# [Exercise prompt]
Please retype the data in full and exactly; the pictures are not part of the copy.

>> Begin

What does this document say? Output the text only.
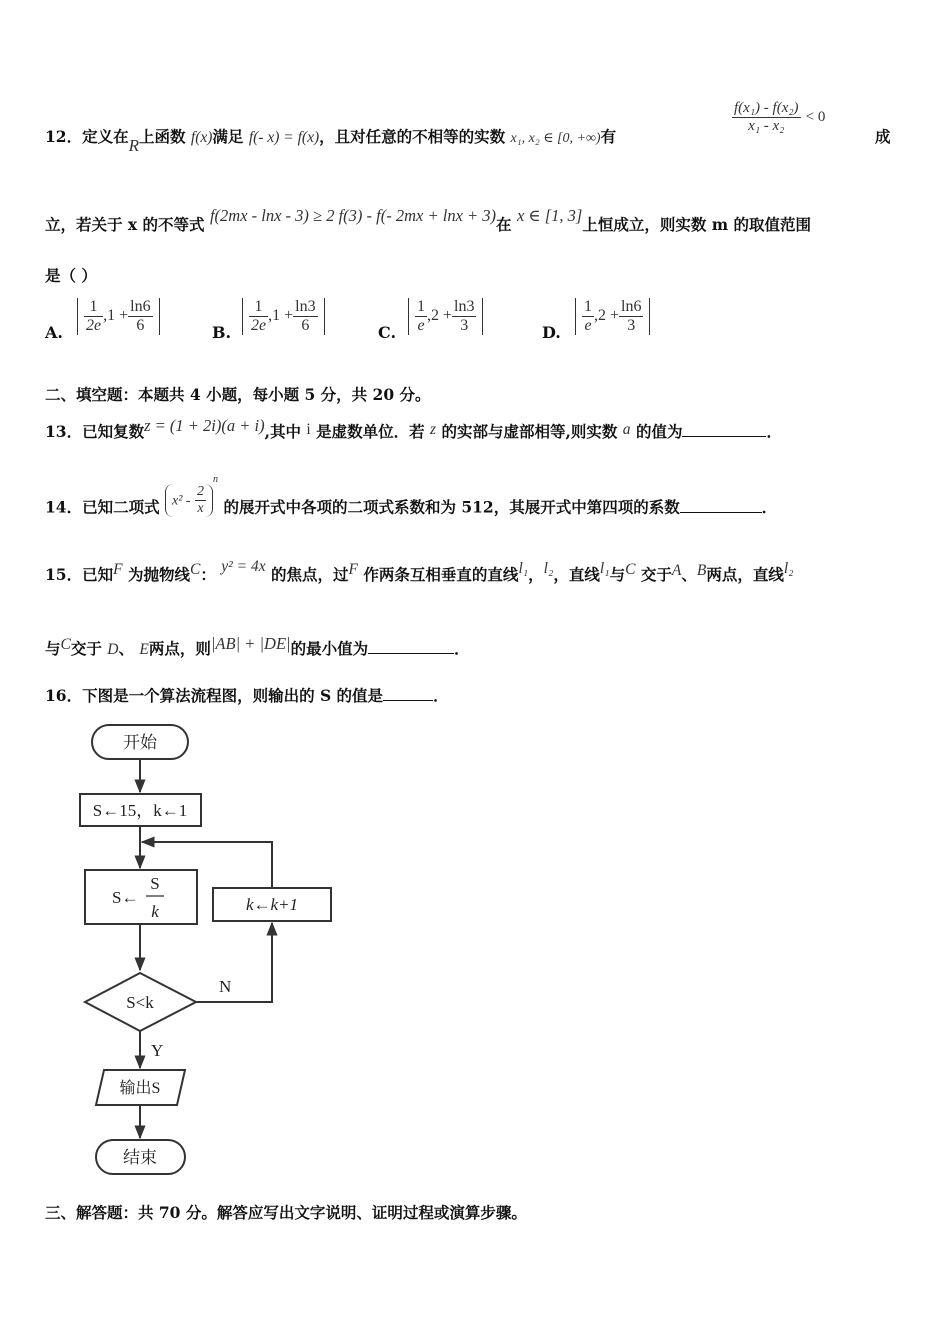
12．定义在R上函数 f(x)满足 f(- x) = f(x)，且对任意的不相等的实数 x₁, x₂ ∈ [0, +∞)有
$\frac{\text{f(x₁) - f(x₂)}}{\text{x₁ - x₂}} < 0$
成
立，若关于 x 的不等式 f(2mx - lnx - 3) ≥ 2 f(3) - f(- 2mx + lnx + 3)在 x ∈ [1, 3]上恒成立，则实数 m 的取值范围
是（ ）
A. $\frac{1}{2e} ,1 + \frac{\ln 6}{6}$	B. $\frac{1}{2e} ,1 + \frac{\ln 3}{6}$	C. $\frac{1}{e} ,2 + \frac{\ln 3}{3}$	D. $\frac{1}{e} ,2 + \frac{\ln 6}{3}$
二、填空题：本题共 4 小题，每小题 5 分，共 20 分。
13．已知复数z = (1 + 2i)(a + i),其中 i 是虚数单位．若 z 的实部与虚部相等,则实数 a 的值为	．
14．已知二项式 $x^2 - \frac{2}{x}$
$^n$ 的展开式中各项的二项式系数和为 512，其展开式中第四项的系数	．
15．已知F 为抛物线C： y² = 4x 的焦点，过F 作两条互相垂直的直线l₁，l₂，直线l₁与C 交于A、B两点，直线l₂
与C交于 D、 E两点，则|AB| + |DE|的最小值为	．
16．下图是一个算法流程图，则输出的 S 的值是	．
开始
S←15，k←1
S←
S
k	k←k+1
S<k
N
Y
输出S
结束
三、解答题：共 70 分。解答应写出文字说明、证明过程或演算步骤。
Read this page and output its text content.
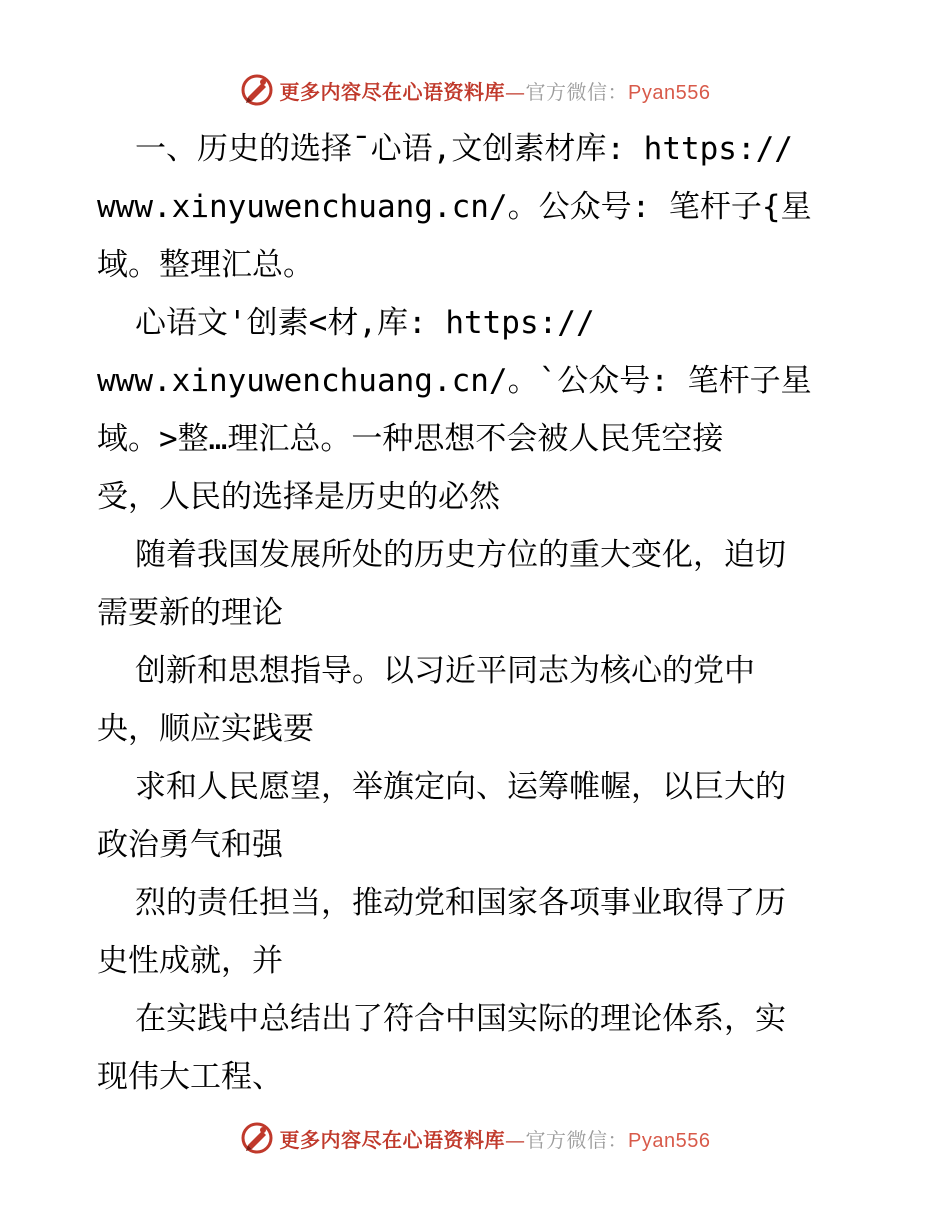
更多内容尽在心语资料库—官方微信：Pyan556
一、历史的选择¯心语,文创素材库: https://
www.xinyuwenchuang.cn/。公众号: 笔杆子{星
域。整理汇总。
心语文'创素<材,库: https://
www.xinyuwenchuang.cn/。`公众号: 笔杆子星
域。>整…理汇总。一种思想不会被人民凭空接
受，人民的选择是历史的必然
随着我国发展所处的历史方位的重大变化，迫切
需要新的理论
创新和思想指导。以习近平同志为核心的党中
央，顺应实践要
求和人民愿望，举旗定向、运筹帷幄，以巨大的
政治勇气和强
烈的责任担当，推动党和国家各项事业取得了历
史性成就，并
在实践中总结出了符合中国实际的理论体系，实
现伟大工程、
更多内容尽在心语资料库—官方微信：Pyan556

>> End

# [Answer to the task]
What does this document say? Output the text only.
12．定义在R上函数 f(x)满足 f(- x) = f(x)，且对任意的不相等的实数 x₁, x₂ ∈ [0, +∞)有
$\frac{\text{f(x₁) - f(x₂)}}{\text{x₁ - x₂}} < 0$
成
立，若关于 x 的不等式 f(2mx - lnx - 3) ≥ 2 f(3) - f(- 2mx + lnx + 3)在 x ∈ [1, 3]上恒成立，则实数 m 的取值范围
是（ ）
A. $\frac{1}{2e} ,1 + \frac{\ln 6}{6}$	B. $\frac{1}{2e} ,1 + \frac{\ln 3}{6}$	C. $\frac{1}{e} ,2 + \frac{\ln 3}{3}$	D. $\frac{1}{e} ,2 + \frac{\ln 6}{3}$
二、填空题：本题共 4 小题，每小题 5 分，共 20 分。
13．已知复数z = (1 + 2i)(a + i),其中 i 是虚数单位．若 z 的实部与虚部相等,则实数 a 的值为	．
14．已知二项式 $x^2 - \frac{2}{x}$
$^n$ 的展开式中各项的二项式系数和为 512，其展开式中第四项的系数	．
15．已知F 为抛物线C： y² = 4x 的焦点，过F 作两条互相垂直的直线l₁，l₂，直线l₁与C 交于A、B两点，直线l₂
与C交于 D、 E两点，则|AB| + |DE|的最小值为	．
16．下图是一个算法流程图，则输出的 S 的值是	．
开始
S←15，k←1
S←
S
k	k←k+1
S<k
N
Y
输出S
结束
三、解答题：共 70 分。解答应写出文字说明、证明过程或演算步骤。
Read this page and output its text content.
更多内容尽在心语资料库—官方微信：Pyan556
一、历史的选择¯心语,文创素材库: https://
www.xinyuwenchuang.cn/。公众号: 笔杆子{星
域。整理汇总。
心语文'创素<材,库: https://
www.xinyuwenchuang.cn/。`公众号: 笔杆子星
域。>整…理汇总。一种思想不会被人民凭空接
受，人民的选择是历史的必然
随着我国发展所处的历史方位的重大变化，迫切
需要新的理论
创新和思想指导。以习近平同志为核心的党中
央，顺应实践要
求和人民愿望，举旗定向、运筹帷幄，以巨大的
政治勇气和强
烈的责任担当，推动党和国家各项事业取得了历
史性成就，并
在实践中总结出了符合中国实际的理论体系，实
现伟大工程、
更多内容尽在心语资料库—官方微信：Pyan556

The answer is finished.